SOURCE MATERIAL:
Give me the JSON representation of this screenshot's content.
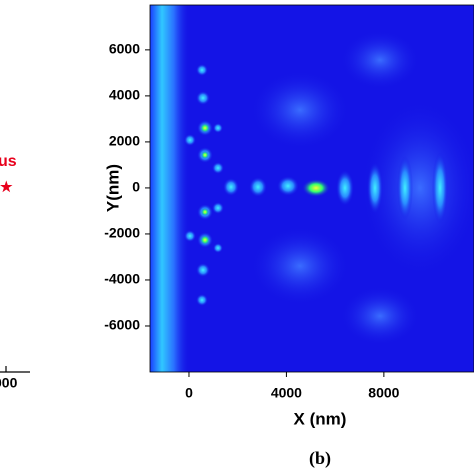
{
  "chart_data": [
    {
      "type": "scatter",
      "series": [
        {
          "name": "us",
          "color": "#e8001c",
          "marker": "★"
        }
      ],
      "xtick_labels": [
        "000"
      ]
    },
    {
      "type": "heatmap",
      "xlabel": "X (nm)",
      "ylabel": "Y(nm)",
      "caption": "(b)",
      "xlim": [
        -1600,
        11700
      ],
      "ylim": [
        -8000,
        7950
      ],
      "xticks": [
        0,
        4000,
        8000
      ],
      "yticks": [
        -6000,
        -4000,
        -2000,
        0,
        2000,
        4000,
        6000
      ],
      "color": "#1414e6"
    }
  ]
}
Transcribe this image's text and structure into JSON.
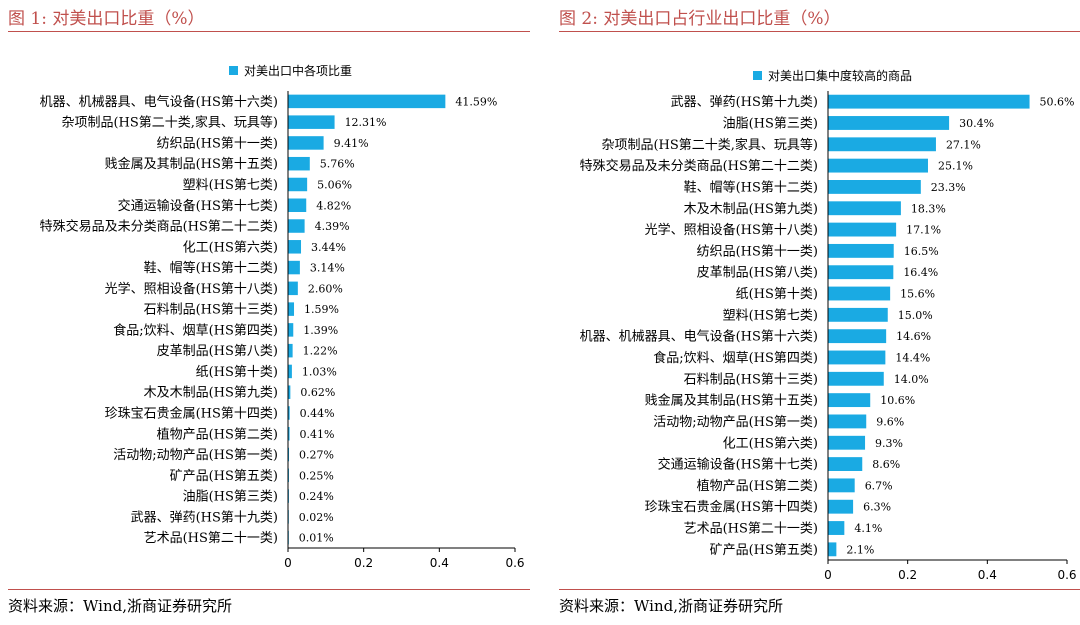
{
  "colors": {
    "bar": "#1aaae3",
    "title": "#c0504d",
    "rule": "#c0504d"
  },
  "fig1": {
    "title": "图 1:   对美出口比重（%）",
    "legend": "对美出口中各项比重",
    "source": "资料来源：Wind,浙商证券研究所"
  },
  "fig2": {
    "title": "图 2:   对美出口占行业出口比重（%）",
    "legend": "对美出口集中度较高的商品",
    "source": "资料来源：Wind,浙商证券研究所"
  },
  "chart_data": [
    {
      "type": "bar",
      "orientation": "horizontal",
      "legend": "对美出口中各项比重",
      "categories": [
        "机器、机械器具、电气设备(HS第十六类)",
        "杂项制品(HS第二十类,家具、玩具等)",
        "纺织品(HS第十一类)",
        "贱金属及其制品(HS第十五类)",
        "塑料(HS第七类)",
        "交通运输设备(HS第十七类)",
        "特殊交易品及未分类商品(HS第二十二类)",
        "化工(HS第六类)",
        "鞋、帽等(HS第十二类)",
        "光学、照相设备(HS第十八类)",
        "石料制品(HS第十三类)",
        "食品;饮料、烟草(HS第四类)",
        "皮革制品(HS第八类)",
        "纸(HS第十类)",
        "木及木制品(HS第九类)",
        "珍珠宝石贵金属(HS第十四类)",
        "植物产品(HS第二类)",
        "活动物;动物产品(HS第一类)",
        "矿产品(HS第五类)",
        "油脂(HS第三类)",
        "武器、弹药(HS第十九类)",
        "艺术品(HS第二十一类)"
      ],
      "values": [
        0.4159,
        0.1231,
        0.0941,
        0.0576,
        0.0506,
        0.0482,
        0.0439,
        0.0344,
        0.0314,
        0.026,
        0.0159,
        0.0139,
        0.0122,
        0.0103,
        0.0062,
        0.0044,
        0.0041,
        0.0027,
        0.0025,
        0.0024,
        0.0002,
        0.0001
      ],
      "labels": [
        "41.59%",
        "12.31%",
        "9.41%",
        "5.76%",
        "5.06%",
        "4.82%",
        "4.39%",
        "3.44%",
        "3.14%",
        "2.60%",
        "1.59%",
        "1.39%",
        "1.22%",
        "1.03%",
        "0.62%",
        "0.44%",
        "0.41%",
        "0.27%",
        "0.25%",
        "0.24%",
        "0.02%",
        "0.01%"
      ],
      "xticks": [
        "0",
        "0.2",
        "0.4",
        "0.6"
      ],
      "xlim": [
        0,
        0.6
      ],
      "grid": false,
      "legend_position": "top"
    },
    {
      "type": "bar",
      "orientation": "horizontal",
      "legend": "对美出口集中度较高的商品",
      "categories": [
        "武器、弹药(HS第十九类)",
        "油脂(HS第三类)",
        "杂项制品(HS第二十类,家具、玩具等)",
        "特殊交易品及未分类商品(HS第二十二类)",
        "鞋、帽等(HS第十二类)",
        "木及木制品(HS第九类)",
        "光学、照相设备(HS第十八类)",
        "纺织品(HS第十一类)",
        "皮革制品(HS第八类)",
        "纸(HS第十类)",
        "塑料(HS第七类)",
        "机器、机械器具、电气设备(HS第十六类)",
        "食品;饮料、烟草(HS第四类)",
        "石料制品(HS第十三类)",
        "贱金属及其制品(HS第十五类)",
        "活动物;动物产品(HS第一类)",
        "化工(HS第六类)",
        "交通运输设备(HS第十七类)",
        "植物产品(HS第二类)",
        "珍珠宝石贵金属(HS第十四类)",
        "艺术品(HS第二十一类)",
        "矿产品(HS第五类)"
      ],
      "values": [
        0.506,
        0.304,
        0.271,
        0.251,
        0.233,
        0.183,
        0.171,
        0.165,
        0.164,
        0.156,
        0.15,
        0.146,
        0.144,
        0.14,
        0.106,
        0.096,
        0.093,
        0.086,
        0.067,
        0.063,
        0.041,
        0.021
      ],
      "labels": [
        "50.6%",
        "30.4%",
        "27.1%",
        "25.1%",
        "23.3%",
        "18.3%",
        "17.1%",
        "16.5%",
        "16.4%",
        "15.6%",
        "15.0%",
        "14.6%",
        "14.4%",
        "14.0%",
        "10.6%",
        "9.6%",
        "9.3%",
        "8.6%",
        "6.7%",
        "6.3%",
        "4.1%",
        "2.1%"
      ],
      "xticks": [
        "0",
        "0.2",
        "0.4",
        "0.6"
      ],
      "xlim": [
        0,
        0.6
      ],
      "grid": false,
      "legend_position": "top"
    }
  ]
}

AIM: Copy out each record shown above without alteration, skipping any picture.

ANSWER BELOW:
Give me the JSON representation of this screenshot's content.
{
  "chart_data": [
    {
      "type": "scatter",
      "series": [
        {
          "name": "us",
          "color": "#e8001c",
          "marker": "★"
        }
      ],
      "xtick_labels": [
        "000"
      ]
    },
    {
      "type": "heatmap",
      "xlabel": "X (nm)",
      "ylabel": "Y(nm)",
      "caption": "(b)",
      "xlim": [
        -1600,
        11700
      ],
      "ylim": [
        -8000,
        7950
      ],
      "xticks": [
        0,
        4000,
        8000
      ],
      "yticks": [
        -6000,
        -4000,
        -2000,
        0,
        2000,
        4000,
        6000
      ],
      "color": "#1414e6"
    }
  ]
}
Transcribe this image's text and structure into JSON.
{
  "colors": {
    "bar": "#1aaae3",
    "title": "#c0504d",
    "rule": "#c0504d"
  },
  "fig1": {
    "title": "图 1:   对美出口比重（%）",
    "legend": "对美出口中各项比重",
    "source": "资料来源：Wind,浙商证券研究所"
  },
  "fig2": {
    "title": "图 2:   对美出口占行业出口比重（%）",
    "legend": "对美出口集中度较高的商品",
    "source": "资料来源：Wind,浙商证券研究所"
  },
  "chart_data": [
    {
      "type": "bar",
      "orientation": "horizontal",
      "legend": "对美出口中各项比重",
      "categories": [
        "机器、机械器具、电气设备(HS第十六类)",
        "杂项制品(HS第二十类,家具、玩具等)",
        "纺织品(HS第十一类)",
        "贱金属及其制品(HS第十五类)",
        "塑料(HS第七类)",
        "交通运输设备(HS第十七类)",
        "特殊交易品及未分类商品(HS第二十二类)",
        "化工(HS第六类)",
        "鞋、帽等(HS第十二类)",
        "光学、照相设备(HS第十八类)",
        "石料制品(HS第十三类)",
        "食品;饮料、烟草(HS第四类)",
        "皮革制品(HS第八类)",
        "纸(HS第十类)",
        "木及木制品(HS第九类)",
        "珍珠宝石贵金属(HS第十四类)",
        "植物产品(HS第二类)",
        "活动物;动物产品(HS第一类)",
        "矿产品(HS第五类)",
        "油脂(HS第三类)",
        "武器、弹药(HS第十九类)",
        "艺术品(HS第二十一类)"
      ],
      "values": [
        0.4159,
        0.1231,
        0.0941,
        0.0576,
        0.0506,
        0.0482,
        0.0439,
        0.0344,
        0.0314,
        0.026,
        0.0159,
        0.0139,
        0.0122,
        0.0103,
        0.0062,
        0.0044,
        0.0041,
        0.0027,
        0.0025,
        0.0024,
        0.0002,
        0.0001
      ],
      "labels": [
        "41.59%",
        "12.31%",
        "9.41%",
        "5.76%",
        "5.06%",
        "4.82%",
        "4.39%",
        "3.44%",
        "3.14%",
        "2.60%",
        "1.59%",
        "1.39%",
        "1.22%",
        "1.03%",
        "0.62%",
        "0.44%",
        "0.41%",
        "0.27%",
        "0.25%",
        "0.24%",
        "0.02%",
        "0.01%"
      ],
      "xticks": [
        "0",
        "0.2",
        "0.4",
        "0.6"
      ],
      "xlim": [
        0,
        0.6
      ],
      "grid": false,
      "legend_position": "top"
    },
    {
      "type": "bar",
      "orientation": "horizontal",
      "legend": "对美出口集中度较高的商品",
      "categories": [
        "武器、弹药(HS第十九类)",
        "油脂(HS第三类)",
        "杂项制品(HS第二十类,家具、玩具等)",
        "特殊交易品及未分类商品(HS第二十二类)",
        "鞋、帽等(HS第十二类)",
        "木及木制品(HS第九类)",
        "光学、照相设备(HS第十八类)",
        "纺织品(HS第十一类)",
        "皮革制品(HS第八类)",
        "纸(HS第十类)",
        "塑料(HS第七类)",
        "机器、机械器具、电气设备(HS第十六类)",
        "食品;饮料、烟草(HS第四类)",
        "石料制品(HS第十三类)",
        "贱金属及其制品(HS第十五类)",
        "活动物;动物产品(HS第一类)",
        "化工(HS第六类)",
        "交通运输设备(HS第十七类)",
        "植物产品(HS第二类)",
        "珍珠宝石贵金属(HS第十四类)",
        "艺术品(HS第二十一类)",
        "矿产品(HS第五类)"
      ],
      "values": [
        0.506,
        0.304,
        0.271,
        0.251,
        0.233,
        0.183,
        0.171,
        0.165,
        0.164,
        0.156,
        0.15,
        0.146,
        0.144,
        0.14,
        0.106,
        0.096,
        0.093,
        0.086,
        0.067,
        0.063,
        0.041,
        0.021
      ],
      "labels": [
        "50.6%",
        "30.4%",
        "27.1%",
        "25.1%",
        "23.3%",
        "18.3%",
        "17.1%",
        "16.5%",
        "16.4%",
        "15.6%",
        "15.0%",
        "14.6%",
        "14.4%",
        "14.0%",
        "10.6%",
        "9.6%",
        "9.3%",
        "8.6%",
        "6.7%",
        "6.3%",
        "4.1%",
        "2.1%"
      ],
      "xticks": [
        "0",
        "0.2",
        "0.4",
        "0.6"
      ],
      "xlim": [
        0,
        0.6
      ],
      "grid": false,
      "legend_position": "top"
    }
  ]
}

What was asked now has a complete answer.